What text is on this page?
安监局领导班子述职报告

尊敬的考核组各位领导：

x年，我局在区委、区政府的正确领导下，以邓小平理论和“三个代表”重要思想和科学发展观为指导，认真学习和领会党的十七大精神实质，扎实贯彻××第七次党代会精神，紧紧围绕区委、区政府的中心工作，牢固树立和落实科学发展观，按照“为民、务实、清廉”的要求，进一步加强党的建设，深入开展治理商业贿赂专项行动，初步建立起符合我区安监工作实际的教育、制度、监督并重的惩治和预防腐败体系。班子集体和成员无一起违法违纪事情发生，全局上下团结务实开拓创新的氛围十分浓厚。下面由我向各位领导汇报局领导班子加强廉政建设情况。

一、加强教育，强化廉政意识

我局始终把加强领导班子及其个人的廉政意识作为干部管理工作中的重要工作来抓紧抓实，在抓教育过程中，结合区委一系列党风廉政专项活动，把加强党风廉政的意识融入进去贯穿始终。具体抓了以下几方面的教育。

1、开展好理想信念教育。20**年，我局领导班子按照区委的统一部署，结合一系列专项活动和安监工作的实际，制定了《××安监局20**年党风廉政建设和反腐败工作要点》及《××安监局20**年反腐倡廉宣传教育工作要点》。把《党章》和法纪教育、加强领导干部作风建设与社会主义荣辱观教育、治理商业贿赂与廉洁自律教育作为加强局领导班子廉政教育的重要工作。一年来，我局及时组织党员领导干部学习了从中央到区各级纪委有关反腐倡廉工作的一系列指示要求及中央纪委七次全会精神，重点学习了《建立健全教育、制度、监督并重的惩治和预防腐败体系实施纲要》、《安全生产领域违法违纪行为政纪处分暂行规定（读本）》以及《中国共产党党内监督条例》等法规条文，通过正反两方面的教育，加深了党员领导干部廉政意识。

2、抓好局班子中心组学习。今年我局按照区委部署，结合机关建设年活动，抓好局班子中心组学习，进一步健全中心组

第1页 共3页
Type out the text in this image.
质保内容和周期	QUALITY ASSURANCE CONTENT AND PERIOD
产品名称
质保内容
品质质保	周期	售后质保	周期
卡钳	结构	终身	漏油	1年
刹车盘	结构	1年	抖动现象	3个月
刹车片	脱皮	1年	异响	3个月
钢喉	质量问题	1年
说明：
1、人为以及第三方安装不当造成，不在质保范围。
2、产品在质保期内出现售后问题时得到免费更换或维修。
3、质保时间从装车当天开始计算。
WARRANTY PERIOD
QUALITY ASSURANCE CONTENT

§ **EXERCISE OBJECTIVE**: Extract all of the data above and output it character for character.

§ **COMPLETED TASK**:
What text is on this page?
安监局领导班子述职报告

尊敬的考核组各位领导：

x年，我局在区委、区政府的正确领导下，以邓小平理论和“三个代表”重要思想和科学发展观为指导，认真学习和领会党的十七大精神实质，扎实贯彻××第七次党代会精神，紧紧围绕区委、区政府的中心工作，牢固树立和落实科学发展观，按照“为民、务实、清廉”的要求，进一步加强党的建设，深入开展治理商业贿赂专项行动，初步建立起符合我区安监工作实际的教育、制度、监督并重的惩治和预防腐败体系。班子集体和成员无一起违法违纪事情发生，全局上下团结务实开拓创新的氛围十分浓厚。下面由我向各位领导汇报局领导班子加强廉政建设情况。

一、加强教育，强化廉政意识

我局始终把加强领导班子及其个人的廉政意识作为干部管理工作中的重要工作来抓紧抓实，在抓教育过程中，结合区委一系列党风廉政专项活动，把加强党风廉政的意识融入进去贯穿始终。具体抓了以下几方面的教育。

1、开展好理想信念教育。20**年，我局领导班子按照区委的统一部署，结合一系列专项活动和安监工作的实际，制定了《××安监局20**年党风廉政建设和反腐败工作要点》及《××安监局20**年反腐倡廉宣传教育工作要点》。把《党章》和法纪教育、加强领导干部作风建设与社会主义荣辱观教育、治理商业贿赂与廉洁自律教育作为加强局领导班子廉政教育的重要工作。一年来，我局及时组织党员领导干部学习了从中央到区各级纪委有关反腐倡廉工作的一系列指示要求及中央纪委七次全会精神，重点学习了《建立健全教育、制度、监督并重的惩治和预防腐败体系实施纲要》、《安全生产领域违法违纪行为政纪处分暂行规定（读本）》以及《中国共产党党内监督条例》等法规条文，通过正反两方面的教育，加深了党员领导干部廉政意识。

2、抓好局班子中心组学习。今年我局按照区委部署，结合机关建设年活动，抓好局班子中心组学习，进一步健全中心组

第1页 共3页
Type out the text in this image.
质保内容和周期	QUALITY ASSURANCE CONTENT AND PERIOD
产品名称
质保内容
品质质保	周期	售后质保	周期
卡钳	结构	终身	漏油	1年
刹车盘	结构	1年	抖动现象	3个月
刹车片	脱皮	1年	异响	3个月
钢喉	质量问题	1年
说明：
1、人为以及第三方安装不当造成，不在质保范围。
2、产品在质保期内出现售后问题时得到免费更换或维修。
3、质保时间从装车当天开始计算。
WARRANTY PERIOD
QUALITY ASSURANCE CONTENT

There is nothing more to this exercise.